SUPPLIED ENTRIES:

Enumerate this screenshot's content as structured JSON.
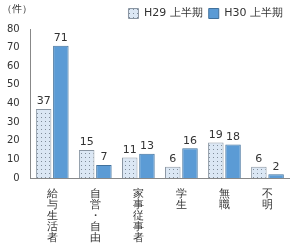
{
  "chart_data": {
    "type": "bar",
    "y_label": "（件）",
    "categories": [
      "給与生活者",
      "自営・自由",
      "家事従事者",
      "学生",
      "無職",
      "不明"
    ],
    "series": [
      {
        "name": "H29 上半期",
        "color": "#dbe7f4",
        "values": [
          37,
          15,
          11,
          6,
          19,
          6
        ]
      },
      {
        "name": "H30 上半期",
        "color": "#5b9bd5",
        "values": [
          71,
          7,
          13,
          16,
          18,
          2
        ]
      }
    ],
    "ylim": [
      0,
      80
    ],
    "yticks": [
      0,
      10,
      20,
      30,
      40,
      50,
      60,
      70,
      80
    ],
    "grid": false,
    "legend": "upper right",
    "data_labels": true
  }
}
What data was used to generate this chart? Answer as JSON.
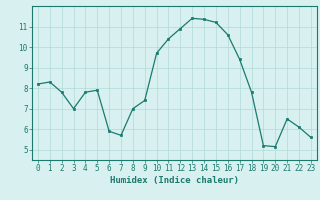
{
  "x": [
    0,
    1,
    2,
    3,
    4,
    5,
    6,
    7,
    8,
    9,
    10,
    11,
    12,
    13,
    14,
    15,
    16,
    17,
    18,
    19,
    20,
    21,
    22,
    23
  ],
  "y": [
    8.2,
    8.3,
    7.8,
    7.0,
    7.8,
    7.9,
    5.9,
    5.7,
    7.0,
    7.4,
    9.7,
    10.4,
    10.9,
    11.4,
    11.35,
    11.2,
    10.6,
    9.4,
    7.8,
    5.2,
    5.15,
    6.5,
    6.1,
    5.6
  ],
  "line_color": "#1a7a6e",
  "marker": "s",
  "marker_size": 2.0,
  "bg_color": "#d8f0f0",
  "grid_color": "#b0d8d8",
  "xlabel": "Humidex (Indice chaleur)",
  "ylim": [
    4.5,
    12.0
  ],
  "xlim": [
    -0.5,
    23.5
  ],
  "yticks": [
    5,
    6,
    7,
    8,
    9,
    10,
    11
  ],
  "xticks": [
    0,
    1,
    2,
    3,
    4,
    5,
    6,
    7,
    8,
    9,
    10,
    11,
    12,
    13,
    14,
    15,
    16,
    17,
    18,
    19,
    20,
    21,
    22,
    23
  ],
  "tick_fontsize": 5.5,
  "xlabel_fontsize": 6.5
}
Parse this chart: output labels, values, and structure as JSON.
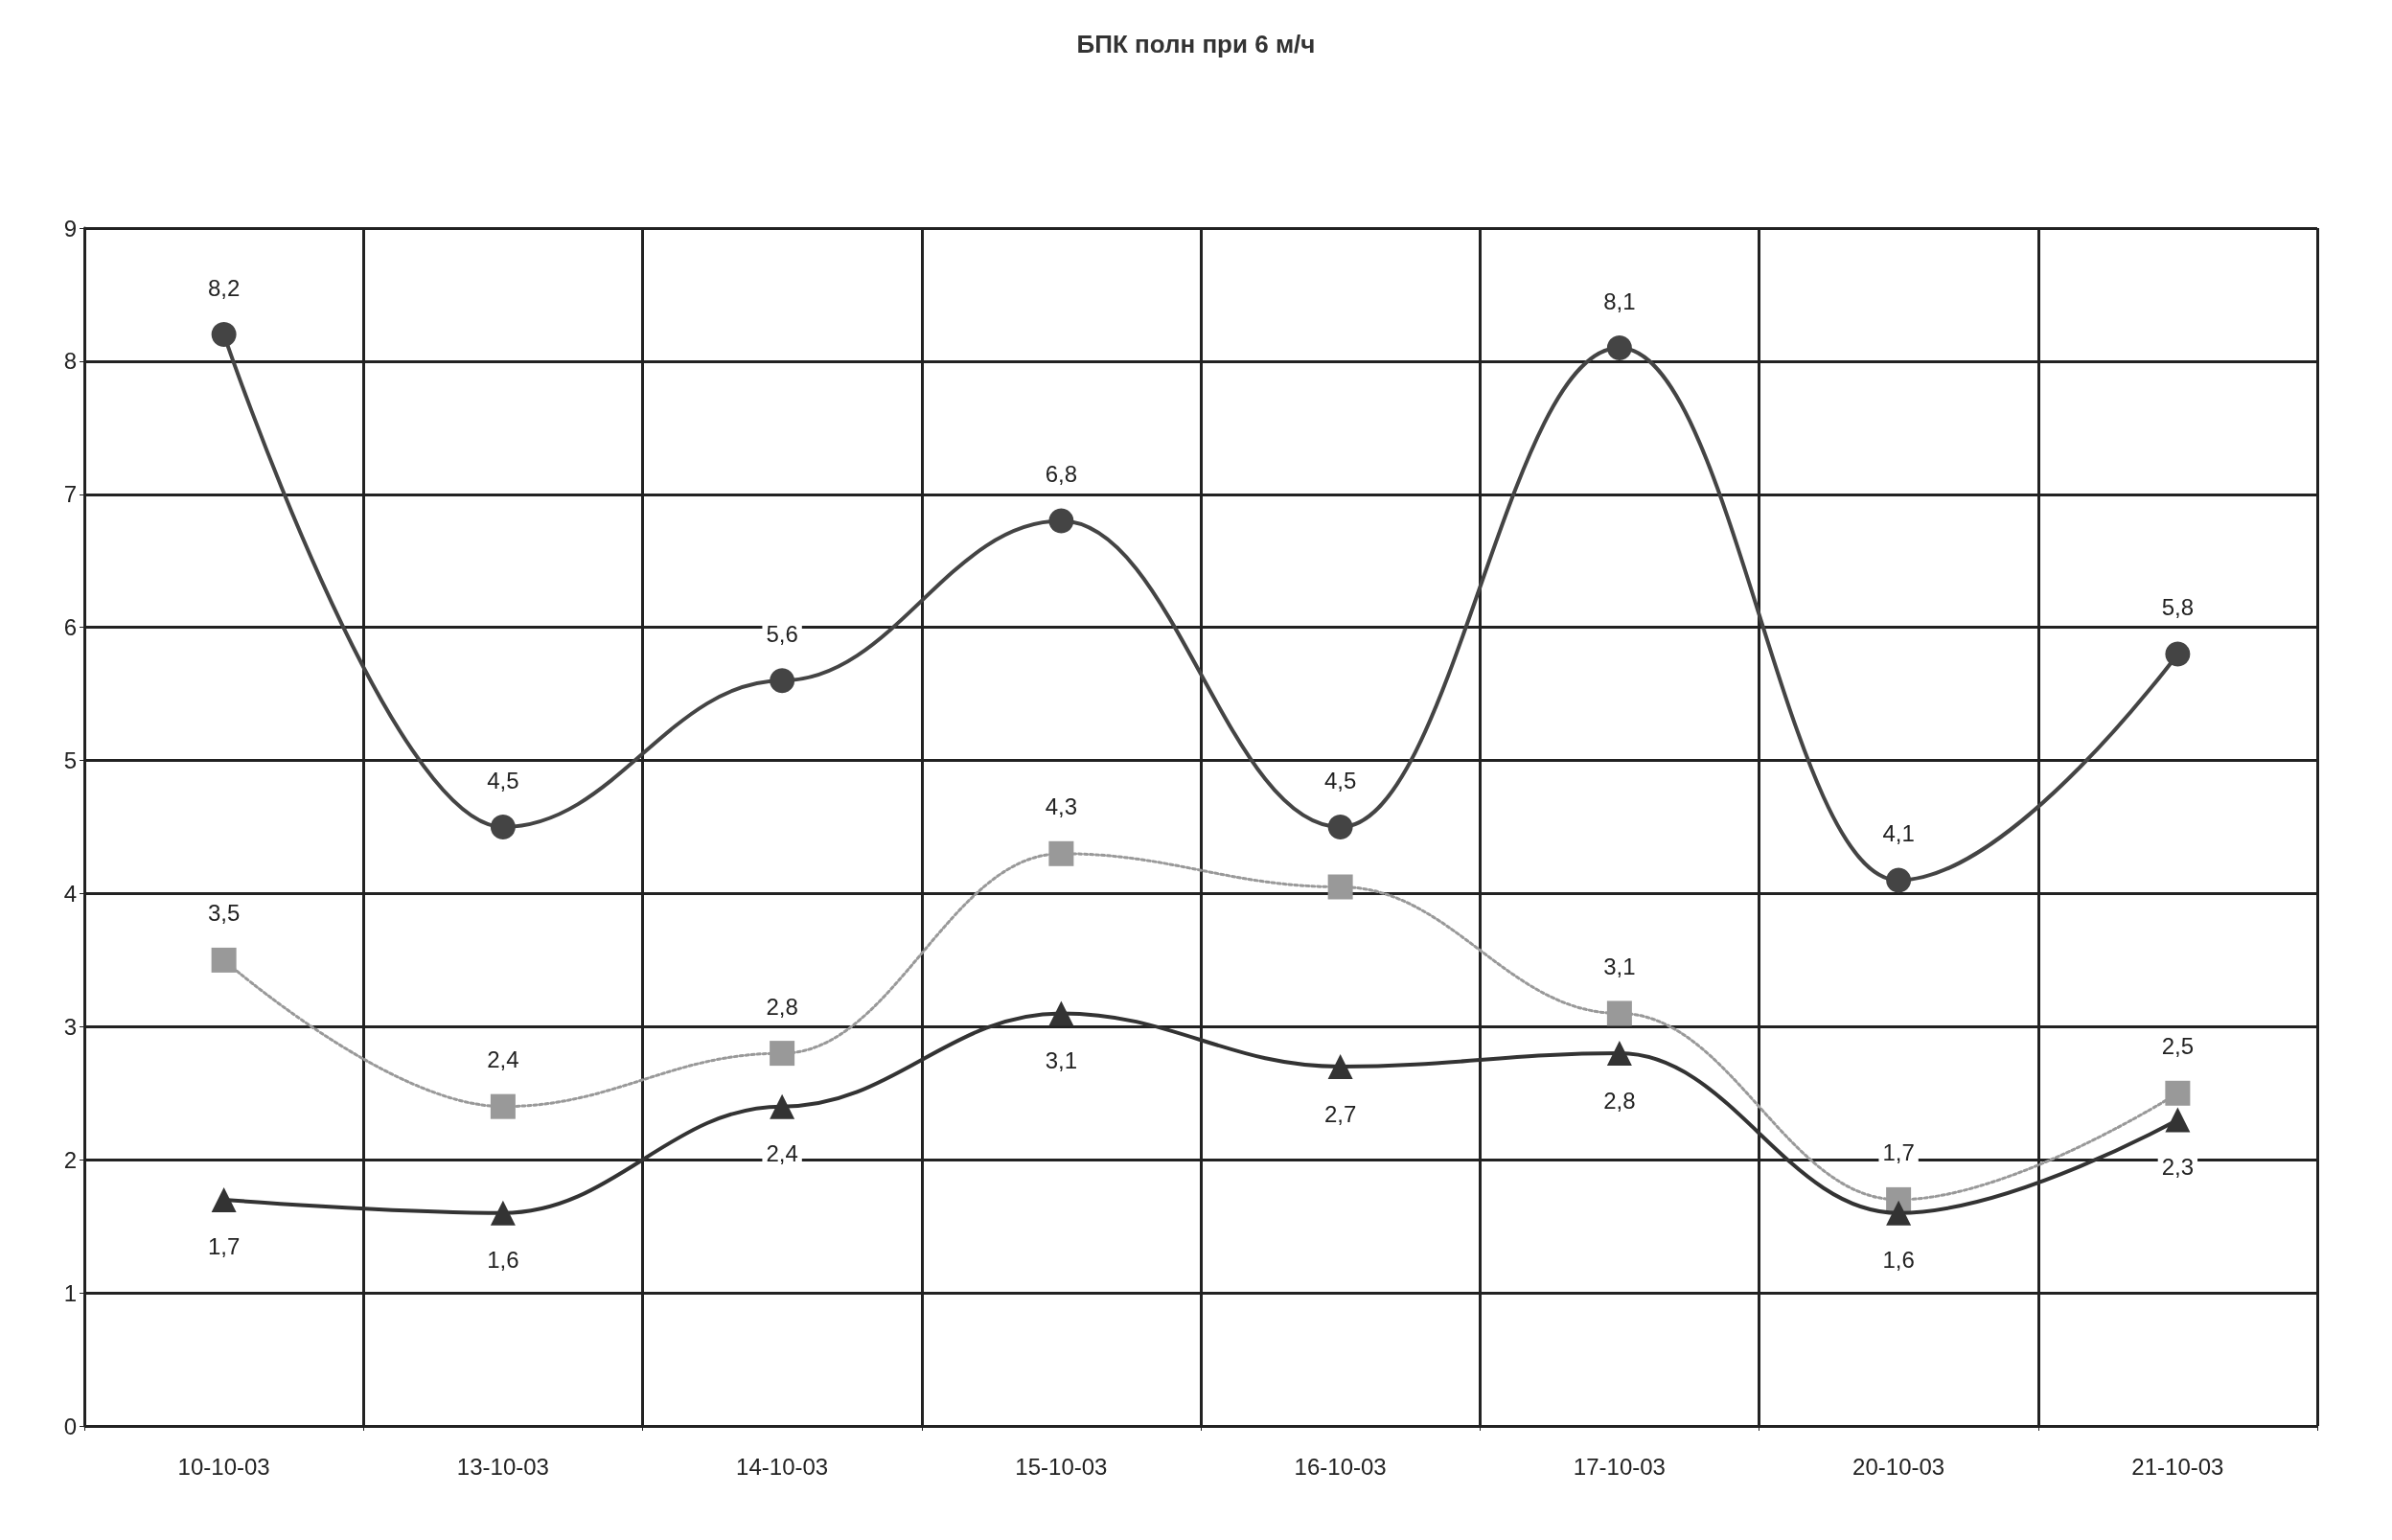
{
  "chart_data": {
    "type": "line",
    "title": "БПК полн при 6 м/ч",
    "categories": [
      "10-10-03",
      "13-10-03",
      "14-10-03",
      "15-10-03",
      "16-10-03",
      "17-10-03",
      "20-10-03",
      "21-10-03"
    ],
    "series": [
      {
        "color": "#444444",
        "marker": "circle",
        "line_style": "solid",
        "values": [
          8.2,
          4.5,
          5.6,
          6.8,
          4.5,
          8.1,
          4.1,
          5.8
        ],
        "value_labels": [
          "8,2",
          "4,5",
          "5,6",
          "6,8",
          "4,5",
          "8,1",
          "4,1",
          "5,8"
        ]
      },
      {
        "color": "#999999",
        "marker": "square",
        "line_style": "dotted",
        "values": [
          3.5,
          2.4,
          2.8,
          4.3,
          4.05,
          3.1,
          1.7,
          2.5
        ],
        "value_labels": [
          "3,5",
          "2,4",
          "2,8",
          "4,3",
          null,
          "3,1",
          "1,7",
          "2,5"
        ]
      },
      {
        "color": "#333333",
        "marker": "triangle",
        "line_style": "solid",
        "values": [
          1.7,
          1.6,
          2.4,
          3.1,
          2.7,
          2.8,
          1.6,
          2.3
        ],
        "value_labels": [
          "1,7",
          "1,6",
          "2,4",
          "3,1",
          "2,7",
          "2,8",
          "1,6",
          "2,3"
        ]
      }
    ],
    "ylim": [
      0,
      9
    ],
    "yticks": [
      0,
      1,
      2,
      3,
      4,
      5,
      6,
      7,
      8,
      9
    ],
    "grid": true
  }
}
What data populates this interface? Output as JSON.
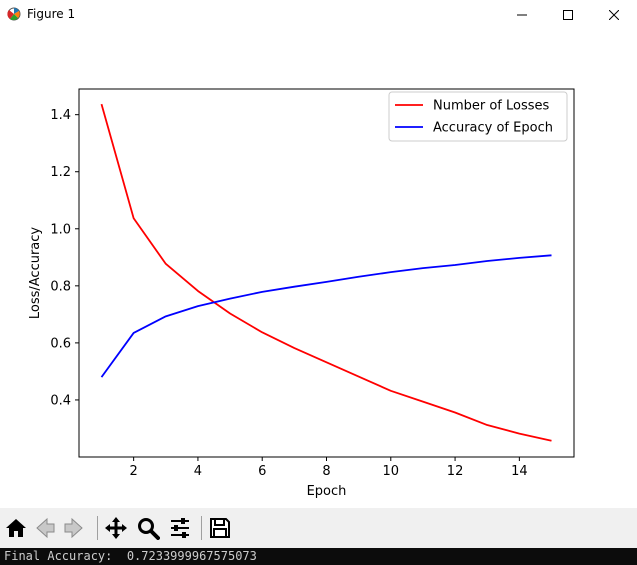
{
  "window": {
    "title": "Figure 1",
    "icon": "matplotlib-figure-icon"
  },
  "window_controls": [
    "minimize-icon",
    "maximize-icon",
    "close-icon"
  ],
  "toolbar": {
    "buttons": [
      "home-icon",
      "back-icon",
      "forward-icon",
      "pan-icon",
      "zoom-icon",
      "configure-subplots-icon",
      "save-icon"
    ]
  },
  "console": {
    "text": "Final Accuracy:  0.7233999967575073"
  },
  "chart_data": {
    "type": "line",
    "title": "",
    "xlabel": "Epoch",
    "ylabel": "Loss/Accuracy",
    "x": [
      1,
      2,
      3,
      4,
      5,
      6,
      7,
      8,
      9,
      10,
      11,
      12,
      13,
      14,
      15
    ],
    "xlim": [
      0.3,
      15.7
    ],
    "ylim": [
      0.2,
      1.49
    ],
    "xticks": [
      2,
      4,
      6,
      8,
      10,
      12,
      14
    ],
    "yticks": [
      0.4,
      0.6,
      0.8,
      1.0,
      1.2,
      1.4
    ],
    "xtick_labels": [
      "2",
      "4",
      "6",
      "8",
      "10",
      "12",
      "14"
    ],
    "ytick_labels": [
      "0.4",
      "0.6",
      "0.8",
      "1.0",
      "1.2",
      "1.4"
    ],
    "grid": false,
    "legend_position": "top-right",
    "series": [
      {
        "name": "Number of Losses",
        "color": "#ff0000",
        "values": [
          1.437,
          1.037,
          0.877,
          0.782,
          0.703,
          0.637,
          0.582,
          0.532,
          0.482,
          0.432,
          0.394,
          0.356,
          0.312,
          0.282,
          0.257
        ]
      },
      {
        "name": "Accuracy of Epoch",
        "color": "#0000ff",
        "values": [
          0.48,
          0.635,
          0.693,
          0.729,
          0.755,
          0.779,
          0.797,
          0.814,
          0.832,
          0.848,
          0.862,
          0.873,
          0.887,
          0.898,
          0.907
        ]
      }
    ]
  }
}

INSTRUCTION: Transcribe every line in the entries above, taking out only the images.

RESPONSE FOR THIS EXERCISE:
Enumerate this screenshot's content as structured JSON.
{
  "chart_data": {
    "type": "bar",
    "y_label": "（件）",
    "categories": [
      "給与生活者",
      "自営・自由",
      "家事従事者",
      "学生",
      "無職",
      "不明"
    ],
    "series": [
      {
        "name": "H29 上半期",
        "color": "#dbe7f4",
        "values": [
          37,
          15,
          11,
          6,
          19,
          6
        ]
      },
      {
        "name": "H30 上半期",
        "color": "#5b9bd5",
        "values": [
          71,
          7,
          13,
          16,
          18,
          2
        ]
      }
    ],
    "ylim": [
      0,
      80
    ],
    "yticks": [
      0,
      10,
      20,
      30,
      40,
      50,
      60,
      70,
      80
    ],
    "grid": false,
    "legend": "upper right",
    "data_labels": true
  }
}
What data was used to generate this chart? Answer as JSON.
{
  "x": [
    0,
    1,
    2,
    3,
    4,
    5,
    6,
    7,
    8,
    9,
    10,
    11,
    12,
    13,
    14,
    15,
    16,
    17,
    18,
    19,
    20,
    21,
    22,
    23
  ],
  "y": [
    8.2,
    8.3,
    7.8,
    7.0,
    7.8,
    7.9,
    5.9,
    5.7,
    7.0,
    7.4,
    9.7,
    10.4,
    10.9,
    11.4,
    11.35,
    11.2,
    10.6,
    9.4,
    7.8,
    5.2,
    5.15,
    6.5,
    6.1,
    5.6
  ],
  "line_color": "#1a7a6e",
  "marker": "s",
  "marker_size": 2.0,
  "bg_color": "#d8f0f0",
  "grid_color": "#b0d8d8",
  "xlabel": "Humidex (Indice chaleur)",
  "ylim": [
    4.5,
    12.0
  ],
  "xlim": [
    -0.5,
    23.5
  ],
  "yticks": [
    5,
    6,
    7,
    8,
    9,
    10,
    11
  ],
  "xticks": [
    0,
    1,
    2,
    3,
    4,
    5,
    6,
    7,
    8,
    9,
    10,
    11,
    12,
    13,
    14,
    15,
    16,
    17,
    18,
    19,
    20,
    21,
    22,
    23
  ],
  "tick_fontsize": 5.5,
  "xlabel_fontsize": 6.5
}
Parse this chart: output labels, values, and structure as JSON.
{
  "chart_data": {
    "type": "line",
    "title": "БПК полн при 6 м/ч",
    "categories": [
      "10-10-03",
      "13-10-03",
      "14-10-03",
      "15-10-03",
      "16-10-03",
      "17-10-03",
      "20-10-03",
      "21-10-03"
    ],
    "series": [
      {
        "color": "#444444",
        "marker": "circle",
        "line_style": "solid",
        "values": [
          8.2,
          4.5,
          5.6,
          6.8,
          4.5,
          8.1,
          4.1,
          5.8
        ],
        "value_labels": [
          "8,2",
          "4,5",
          "5,6",
          "6,8",
          "4,5",
          "8,1",
          "4,1",
          "5,8"
        ]
      },
      {
        "color": "#999999",
        "marker": "square",
        "line_style": "dotted",
        "values": [
          3.5,
          2.4,
          2.8,
          4.3,
          4.05,
          3.1,
          1.7,
          2.5
        ],
        "value_labels": [
          "3,5",
          "2,4",
          "2,8",
          "4,3",
          null,
          "3,1",
          "1,7",
          "2,5"
        ]
      },
      {
        "color": "#333333",
        "marker": "triangle",
        "line_style": "solid",
        "values": [
          1.7,
          1.6,
          2.4,
          3.1,
          2.7,
          2.8,
          1.6,
          2.3
        ],
        "value_labels": [
          "1,7",
          "1,6",
          "2,4",
          "3,1",
          "2,7",
          "2,8",
          "1,6",
          "2,3"
        ]
      }
    ],
    "ylim": [
      0,
      9
    ],
    "yticks": [
      0,
      1,
      2,
      3,
      4,
      5,
      6,
      7,
      8,
      9
    ],
    "grid": true
  }
}
What data populates this interface? Output as JSON.
{
  "window": {
    "title": "Figure 1",
    "icon": "matplotlib-figure-icon"
  },
  "window_controls": [
    "minimize-icon",
    "maximize-icon",
    "close-icon"
  ],
  "toolbar": {
    "buttons": [
      "home-icon",
      "back-icon",
      "forward-icon",
      "pan-icon",
      "zoom-icon",
      "configure-subplots-icon",
      "save-icon"
    ]
  },
  "console": {
    "text": "Final Accuracy:  0.7233999967575073"
  },
  "chart_data": {
    "type": "line",
    "title": "",
    "xlabel": "Epoch",
    "ylabel": "Loss/Accuracy",
    "x": [
      1,
      2,
      3,
      4,
      5,
      6,
      7,
      8,
      9,
      10,
      11,
      12,
      13,
      14,
      15
    ],
    "xlim": [
      0.3,
      15.7
    ],
    "ylim": [
      0.2,
      1.49
    ],
    "xticks": [
      2,
      4,
      6,
      8,
      10,
      12,
      14
    ],
    "yticks": [
      0.4,
      0.6,
      0.8,
      1.0,
      1.2,
      1.4
    ],
    "xtick_labels": [
      "2",
      "4",
      "6",
      "8",
      "10",
      "12",
      "14"
    ],
    "ytick_labels": [
      "0.4",
      "0.6",
      "0.8",
      "1.0",
      "1.2",
      "1.4"
    ],
    "grid": false,
    "legend_position": "top-right",
    "series": [
      {
        "name": "Number of Losses",
        "color": "#ff0000",
        "values": [
          1.437,
          1.037,
          0.877,
          0.782,
          0.703,
          0.637,
          0.582,
          0.532,
          0.482,
          0.432,
          0.394,
          0.356,
          0.312,
          0.282,
          0.257
        ]
      },
      {
        "name": "Accuracy of Epoch",
        "color": "#0000ff",
        "values": [
          0.48,
          0.635,
          0.693,
          0.729,
          0.755,
          0.779,
          0.797,
          0.814,
          0.832,
          0.848,
          0.862,
          0.873,
          0.887,
          0.898,
          0.907
        ]
      }
    ]
  }
}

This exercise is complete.